## Work to complete
Find and copy every line in the records that includes the string "text".

## Data records
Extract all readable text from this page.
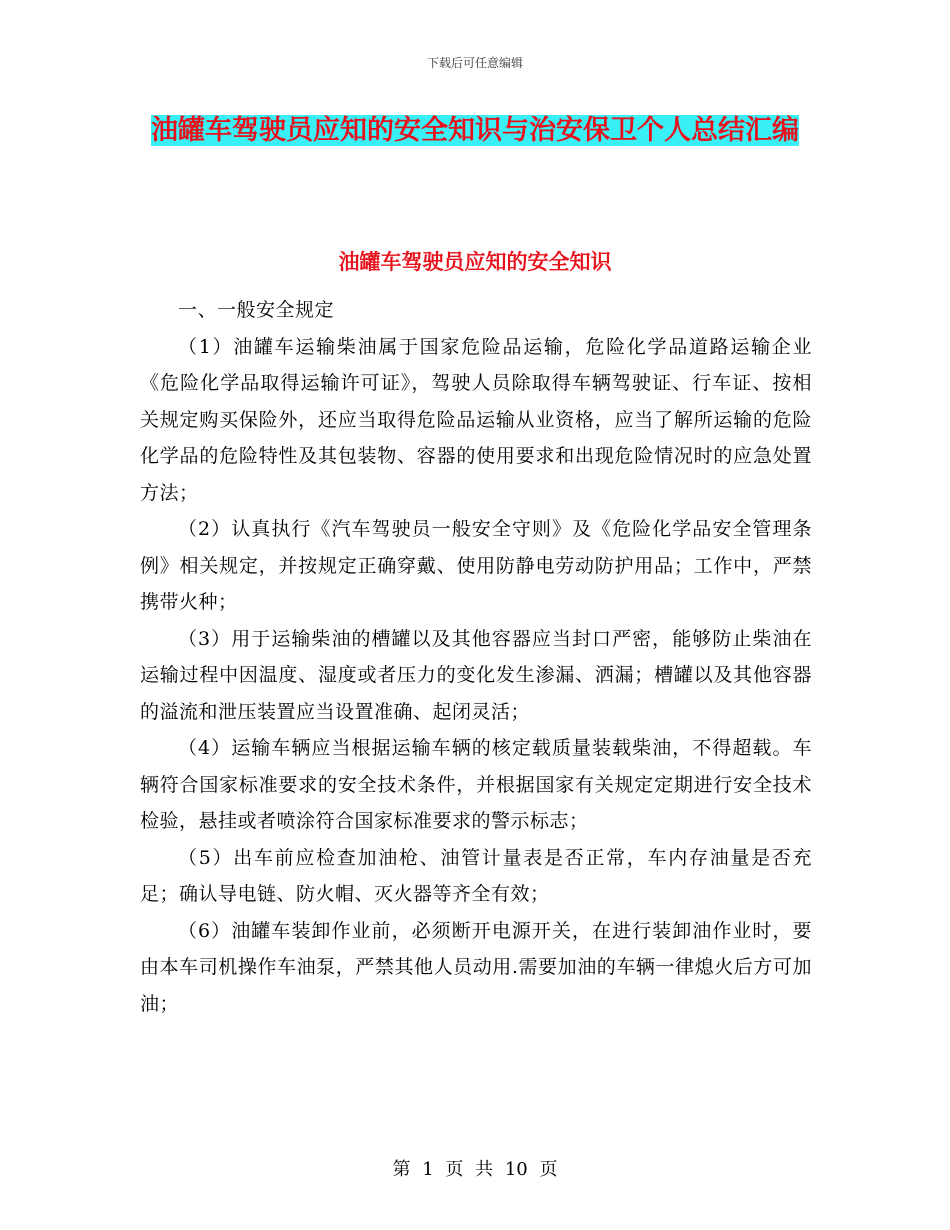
下载后可任意编辑
油罐车驾驶员应知的安全知识与治安保卫个人总结汇编
油罐车驾驶员应知的安全知识

一、一般安全规定

（1）油罐车运输柴油属于国家危险品运输，危险化学品道路运输企业《危险化学品取得运输许可证》，驾驶人员除取得车辆驾驶证、行车证、按相关规定购买保险外，还应当取得危险品运输从业资格，应当了解所运输的危险化学品的危险特性及其包装物、容器的使用要求和出现危险情况时的应急处置方法；

（2）认真执行《汽车驾驶员一般安全守则》及《危险化学品安全管理条例》相关规定，并按规定正确穿戴、使用防静电劳动防护用品；工作中，严禁携带火种；

（3）用于运输柴油的槽罐以及其他容器应当封口严密，能够防止柴油在运输过程中因温度、湿度或者压力的变化发生渗漏、洒漏；槽罐以及其他容器的溢流和泄压装置应当设置准确、起闭灵活；

（4）运输车辆应当根据运输车辆的核定载质量装载柴油，不得超载。车辆符合国家标准要求的安全技术条件，并根据国家有关规定定期进行安全技术检验，悬挂或者喷涂符合国家标准要求的警示标志；

（5）出车前应检查加油枪、油管计量表是否正常，车内存油量是否充足；确认导电链、防火帽、灭火器等齐全有效；

（6）油罐车装卸作业前，必须断开电源开关，在进行装卸油作业时，要由本车司机操作车油泵，严禁其他人员动用.需要加油的车辆一律熄火后方可加油；

第 1 页 共 10 页
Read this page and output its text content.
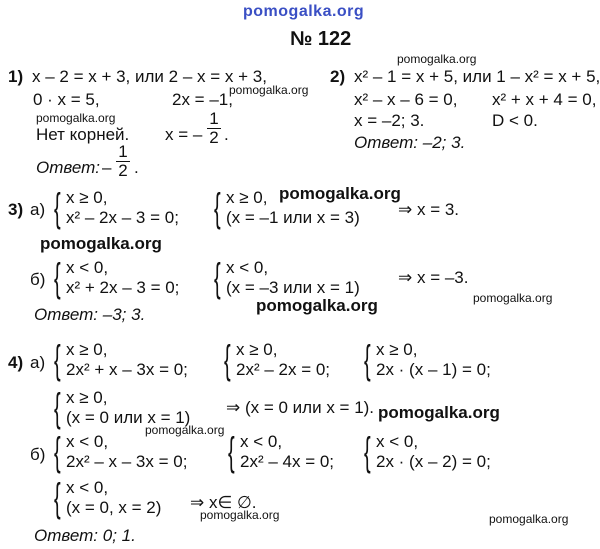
pomogalka.org
pomogalka.org
pomogalka.org
pomogalka.org
pomogalka.org
pomogalka.org
pomogalka.org
pomogalka.org
pomogalka.org
pomogalka.org
pomogalka.org	pomogalka.org
№ 122
1) x – 2 = x + 3, или 2 – x = x + 3,
0 · x = 5,	2x = –1,
Нет корней. x = –
1
2 .
Ответ: –
1
2 .
2) x² – 1 = x + 5, или 1 – x² = x + 5,
x² – x – 6 = 0, x² + x + 4 = 0,
x = –2; 3.	D < 0.
Ответ: –2; 3.
3) а) { x ≥ 0,
x² – 2x – 3 = 0; { x ≥ 0,
(x = –1 или x = 3) ⇒ x = 3.
б) { x < 0,
x² + 2x – 3 = 0; { x < 0,
(x = –3 или x = 1)
⇒ x = –3.
Ответ: –3; 3.
4) а) { x ≥ 0,
2x² + x – 3x = 0; { x ≥ 0,
2x² – 2x = 0; { x ≥ 0,
2x · (x – 1) = 0;
{ x ≥ 0,
(x = 0 или x = 1)
⇒ (x = 0 или x = 1).
б) { x < 0,
2x² – x – 3x = 0; { x < 0,
2x² – 4x = 0; { x < 0,
2x · (x – 2) = 0;
{ x < 0,
(x = 0, x = 2) ⇒ x∈ ∅.
Ответ: 0; 1.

## In response
Extract all readable text from this page.
Read this page and output its text content.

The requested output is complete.